Stated problem: Identify the lines in the data below that contain "งเทพมหานคร" and give only how many there are.

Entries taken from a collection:
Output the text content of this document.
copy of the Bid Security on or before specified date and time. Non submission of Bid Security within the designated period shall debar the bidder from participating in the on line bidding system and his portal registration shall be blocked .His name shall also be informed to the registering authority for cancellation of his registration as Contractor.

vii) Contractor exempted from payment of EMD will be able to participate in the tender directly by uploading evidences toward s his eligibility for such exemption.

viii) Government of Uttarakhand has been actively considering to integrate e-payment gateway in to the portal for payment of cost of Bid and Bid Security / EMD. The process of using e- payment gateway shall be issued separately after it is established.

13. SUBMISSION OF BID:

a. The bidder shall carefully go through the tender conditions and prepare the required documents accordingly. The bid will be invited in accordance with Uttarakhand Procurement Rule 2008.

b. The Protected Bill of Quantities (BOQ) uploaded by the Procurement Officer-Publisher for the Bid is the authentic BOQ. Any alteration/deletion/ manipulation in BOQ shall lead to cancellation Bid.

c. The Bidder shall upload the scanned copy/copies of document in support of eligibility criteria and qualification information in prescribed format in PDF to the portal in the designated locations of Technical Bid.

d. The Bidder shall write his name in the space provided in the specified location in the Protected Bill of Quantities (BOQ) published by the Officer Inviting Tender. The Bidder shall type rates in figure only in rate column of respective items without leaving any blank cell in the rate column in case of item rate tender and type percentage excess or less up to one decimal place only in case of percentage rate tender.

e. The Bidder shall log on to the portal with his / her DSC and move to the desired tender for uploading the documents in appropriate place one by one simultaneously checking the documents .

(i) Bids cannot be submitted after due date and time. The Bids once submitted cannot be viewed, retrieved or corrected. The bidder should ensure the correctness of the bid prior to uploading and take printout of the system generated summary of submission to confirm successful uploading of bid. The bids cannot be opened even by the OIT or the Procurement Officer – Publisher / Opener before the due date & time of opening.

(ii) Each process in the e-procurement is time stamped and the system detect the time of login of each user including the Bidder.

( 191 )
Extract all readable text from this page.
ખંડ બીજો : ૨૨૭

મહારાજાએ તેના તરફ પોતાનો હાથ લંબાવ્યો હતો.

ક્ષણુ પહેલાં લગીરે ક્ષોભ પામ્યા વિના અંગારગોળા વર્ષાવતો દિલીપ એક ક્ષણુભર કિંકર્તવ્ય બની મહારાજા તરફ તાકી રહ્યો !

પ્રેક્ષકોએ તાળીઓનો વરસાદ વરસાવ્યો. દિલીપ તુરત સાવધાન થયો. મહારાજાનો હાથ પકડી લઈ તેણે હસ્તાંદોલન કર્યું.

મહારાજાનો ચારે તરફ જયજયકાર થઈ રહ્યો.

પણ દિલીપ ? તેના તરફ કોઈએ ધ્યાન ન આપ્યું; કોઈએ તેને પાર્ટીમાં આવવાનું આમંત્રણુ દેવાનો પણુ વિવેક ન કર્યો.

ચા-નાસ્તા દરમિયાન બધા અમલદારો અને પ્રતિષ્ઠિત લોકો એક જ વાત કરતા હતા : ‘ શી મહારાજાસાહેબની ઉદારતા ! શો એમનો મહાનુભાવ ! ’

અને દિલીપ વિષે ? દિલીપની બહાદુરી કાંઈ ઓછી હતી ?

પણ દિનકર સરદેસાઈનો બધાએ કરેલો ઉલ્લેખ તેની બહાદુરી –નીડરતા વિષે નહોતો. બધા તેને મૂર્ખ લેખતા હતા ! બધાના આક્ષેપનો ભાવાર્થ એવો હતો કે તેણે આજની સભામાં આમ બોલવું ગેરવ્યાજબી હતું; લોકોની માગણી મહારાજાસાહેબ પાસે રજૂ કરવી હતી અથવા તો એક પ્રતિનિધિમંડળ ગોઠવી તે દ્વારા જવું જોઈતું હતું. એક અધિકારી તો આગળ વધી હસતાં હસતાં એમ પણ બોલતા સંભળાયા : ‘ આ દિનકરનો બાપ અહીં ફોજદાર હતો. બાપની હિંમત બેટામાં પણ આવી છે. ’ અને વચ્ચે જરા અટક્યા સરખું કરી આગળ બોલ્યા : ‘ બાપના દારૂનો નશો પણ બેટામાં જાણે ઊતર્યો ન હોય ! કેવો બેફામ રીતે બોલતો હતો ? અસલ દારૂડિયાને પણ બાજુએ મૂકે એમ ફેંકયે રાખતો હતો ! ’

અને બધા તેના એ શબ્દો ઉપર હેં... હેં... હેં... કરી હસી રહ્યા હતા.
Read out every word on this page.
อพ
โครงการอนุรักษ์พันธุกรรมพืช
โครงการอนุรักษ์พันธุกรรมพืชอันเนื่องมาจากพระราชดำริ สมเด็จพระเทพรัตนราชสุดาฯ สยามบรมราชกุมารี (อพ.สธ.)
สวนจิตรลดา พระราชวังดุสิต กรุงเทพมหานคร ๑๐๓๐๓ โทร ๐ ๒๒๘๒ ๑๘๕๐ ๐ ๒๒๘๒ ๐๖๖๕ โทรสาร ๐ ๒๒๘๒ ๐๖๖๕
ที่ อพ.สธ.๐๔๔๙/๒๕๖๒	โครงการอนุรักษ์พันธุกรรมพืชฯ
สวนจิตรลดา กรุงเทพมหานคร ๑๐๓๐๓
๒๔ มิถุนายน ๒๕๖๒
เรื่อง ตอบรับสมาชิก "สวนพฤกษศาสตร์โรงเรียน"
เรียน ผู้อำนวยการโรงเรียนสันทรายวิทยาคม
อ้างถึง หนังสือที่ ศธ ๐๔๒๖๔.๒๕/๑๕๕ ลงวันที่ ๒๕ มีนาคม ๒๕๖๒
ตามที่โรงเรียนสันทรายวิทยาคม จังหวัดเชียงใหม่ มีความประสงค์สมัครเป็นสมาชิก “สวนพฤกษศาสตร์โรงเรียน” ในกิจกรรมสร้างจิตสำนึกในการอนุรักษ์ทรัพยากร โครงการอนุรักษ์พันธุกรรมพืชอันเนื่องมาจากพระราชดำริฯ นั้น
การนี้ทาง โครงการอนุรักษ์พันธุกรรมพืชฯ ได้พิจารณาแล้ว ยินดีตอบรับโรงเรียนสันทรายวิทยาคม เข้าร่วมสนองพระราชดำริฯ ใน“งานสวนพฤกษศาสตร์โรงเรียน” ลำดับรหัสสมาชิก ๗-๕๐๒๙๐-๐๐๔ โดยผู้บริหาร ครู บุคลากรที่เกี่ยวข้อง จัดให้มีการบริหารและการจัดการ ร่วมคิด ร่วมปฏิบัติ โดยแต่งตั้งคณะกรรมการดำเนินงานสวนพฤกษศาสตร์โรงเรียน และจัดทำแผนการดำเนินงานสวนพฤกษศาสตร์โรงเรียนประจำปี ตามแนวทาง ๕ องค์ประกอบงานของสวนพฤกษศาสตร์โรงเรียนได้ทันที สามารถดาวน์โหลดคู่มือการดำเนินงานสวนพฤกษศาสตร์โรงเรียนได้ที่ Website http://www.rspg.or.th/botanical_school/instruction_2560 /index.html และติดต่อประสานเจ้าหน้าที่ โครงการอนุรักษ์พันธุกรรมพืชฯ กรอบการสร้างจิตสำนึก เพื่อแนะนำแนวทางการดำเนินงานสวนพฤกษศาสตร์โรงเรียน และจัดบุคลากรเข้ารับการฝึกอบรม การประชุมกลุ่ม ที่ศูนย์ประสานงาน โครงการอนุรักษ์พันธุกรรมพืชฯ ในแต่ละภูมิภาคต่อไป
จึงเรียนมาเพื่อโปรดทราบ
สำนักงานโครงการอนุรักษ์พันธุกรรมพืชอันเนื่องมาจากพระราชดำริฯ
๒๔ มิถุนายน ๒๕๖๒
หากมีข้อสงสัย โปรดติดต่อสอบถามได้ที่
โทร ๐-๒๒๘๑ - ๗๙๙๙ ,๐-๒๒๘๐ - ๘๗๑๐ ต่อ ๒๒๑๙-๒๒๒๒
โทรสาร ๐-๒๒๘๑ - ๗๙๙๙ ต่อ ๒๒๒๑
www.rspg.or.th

Output: 2